──────── RECORDS PROVIDED ────────

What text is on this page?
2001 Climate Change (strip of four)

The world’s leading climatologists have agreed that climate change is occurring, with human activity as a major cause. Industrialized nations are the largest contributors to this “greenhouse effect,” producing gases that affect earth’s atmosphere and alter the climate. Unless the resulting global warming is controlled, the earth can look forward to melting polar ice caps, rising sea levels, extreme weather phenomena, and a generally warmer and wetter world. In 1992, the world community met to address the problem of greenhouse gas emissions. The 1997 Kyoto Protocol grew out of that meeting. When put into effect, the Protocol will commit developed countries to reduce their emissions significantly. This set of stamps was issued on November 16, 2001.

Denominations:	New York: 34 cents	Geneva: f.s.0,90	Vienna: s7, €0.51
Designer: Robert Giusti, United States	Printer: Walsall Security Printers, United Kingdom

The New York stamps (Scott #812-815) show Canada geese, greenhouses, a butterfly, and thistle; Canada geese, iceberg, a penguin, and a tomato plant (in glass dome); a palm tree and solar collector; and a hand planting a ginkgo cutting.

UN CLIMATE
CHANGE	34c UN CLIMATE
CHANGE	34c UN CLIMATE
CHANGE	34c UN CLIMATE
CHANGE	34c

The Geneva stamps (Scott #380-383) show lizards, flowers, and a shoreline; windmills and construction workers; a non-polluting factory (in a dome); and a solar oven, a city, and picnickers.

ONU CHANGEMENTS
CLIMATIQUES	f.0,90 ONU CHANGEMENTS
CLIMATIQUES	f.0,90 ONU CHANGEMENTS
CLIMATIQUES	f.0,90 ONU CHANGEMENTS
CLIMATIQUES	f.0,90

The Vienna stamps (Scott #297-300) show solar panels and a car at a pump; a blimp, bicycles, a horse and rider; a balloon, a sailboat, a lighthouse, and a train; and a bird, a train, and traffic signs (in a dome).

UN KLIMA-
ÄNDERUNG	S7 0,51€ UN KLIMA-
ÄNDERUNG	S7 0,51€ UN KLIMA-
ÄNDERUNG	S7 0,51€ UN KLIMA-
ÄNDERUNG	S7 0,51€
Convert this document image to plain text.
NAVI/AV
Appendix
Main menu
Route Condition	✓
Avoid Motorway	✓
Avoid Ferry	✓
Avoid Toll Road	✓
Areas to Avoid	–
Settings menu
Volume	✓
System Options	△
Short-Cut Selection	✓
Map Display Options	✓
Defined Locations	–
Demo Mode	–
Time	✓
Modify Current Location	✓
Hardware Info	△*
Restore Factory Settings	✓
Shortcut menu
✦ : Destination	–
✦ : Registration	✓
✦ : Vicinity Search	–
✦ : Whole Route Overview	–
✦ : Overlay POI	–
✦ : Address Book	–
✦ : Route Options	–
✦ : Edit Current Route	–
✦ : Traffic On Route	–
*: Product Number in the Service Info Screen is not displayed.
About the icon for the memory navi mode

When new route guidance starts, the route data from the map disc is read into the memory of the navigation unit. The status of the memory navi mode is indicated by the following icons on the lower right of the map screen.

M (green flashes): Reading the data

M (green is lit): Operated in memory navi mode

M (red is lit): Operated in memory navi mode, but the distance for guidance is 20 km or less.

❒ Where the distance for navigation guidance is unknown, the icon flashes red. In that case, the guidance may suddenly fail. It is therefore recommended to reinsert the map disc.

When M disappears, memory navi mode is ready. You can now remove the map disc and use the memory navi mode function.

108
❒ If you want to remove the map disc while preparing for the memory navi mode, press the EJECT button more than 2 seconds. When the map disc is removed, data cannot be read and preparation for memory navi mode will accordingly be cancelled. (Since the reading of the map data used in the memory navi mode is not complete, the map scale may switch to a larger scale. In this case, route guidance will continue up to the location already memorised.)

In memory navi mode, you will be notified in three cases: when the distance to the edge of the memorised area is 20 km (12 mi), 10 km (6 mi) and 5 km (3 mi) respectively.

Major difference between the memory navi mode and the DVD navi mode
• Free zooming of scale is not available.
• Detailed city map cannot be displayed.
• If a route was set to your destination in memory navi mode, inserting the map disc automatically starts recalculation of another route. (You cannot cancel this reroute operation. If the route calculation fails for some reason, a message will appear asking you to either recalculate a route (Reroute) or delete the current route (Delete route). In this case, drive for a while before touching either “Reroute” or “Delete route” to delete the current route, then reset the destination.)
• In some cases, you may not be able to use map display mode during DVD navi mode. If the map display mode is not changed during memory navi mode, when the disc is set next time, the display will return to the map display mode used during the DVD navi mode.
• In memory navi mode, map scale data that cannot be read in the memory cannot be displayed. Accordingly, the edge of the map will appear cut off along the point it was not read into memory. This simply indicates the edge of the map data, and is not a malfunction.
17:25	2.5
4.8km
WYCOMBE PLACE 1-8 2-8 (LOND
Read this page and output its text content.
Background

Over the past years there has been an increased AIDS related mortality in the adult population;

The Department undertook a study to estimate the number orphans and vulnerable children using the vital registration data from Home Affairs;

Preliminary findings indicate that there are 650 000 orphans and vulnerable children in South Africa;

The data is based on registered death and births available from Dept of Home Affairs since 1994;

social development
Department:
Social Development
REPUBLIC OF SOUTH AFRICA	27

────────

Take every line from the data above that holds "edge" and copy it out.

In memory navi mode, you will be notified in three cases: when the distance to the edge of the memorised area is 20 km (12 mi), 10 km (6 mi) and 5 km (3 mi) respectively.
• In memory navi mode, map scale data that cannot be read in the memory cannot be displayed. Accordingly, the edge of the map will appear cut off along the point it was not read into memory. This simply indicates the edge of the map data, and is not a malfunction.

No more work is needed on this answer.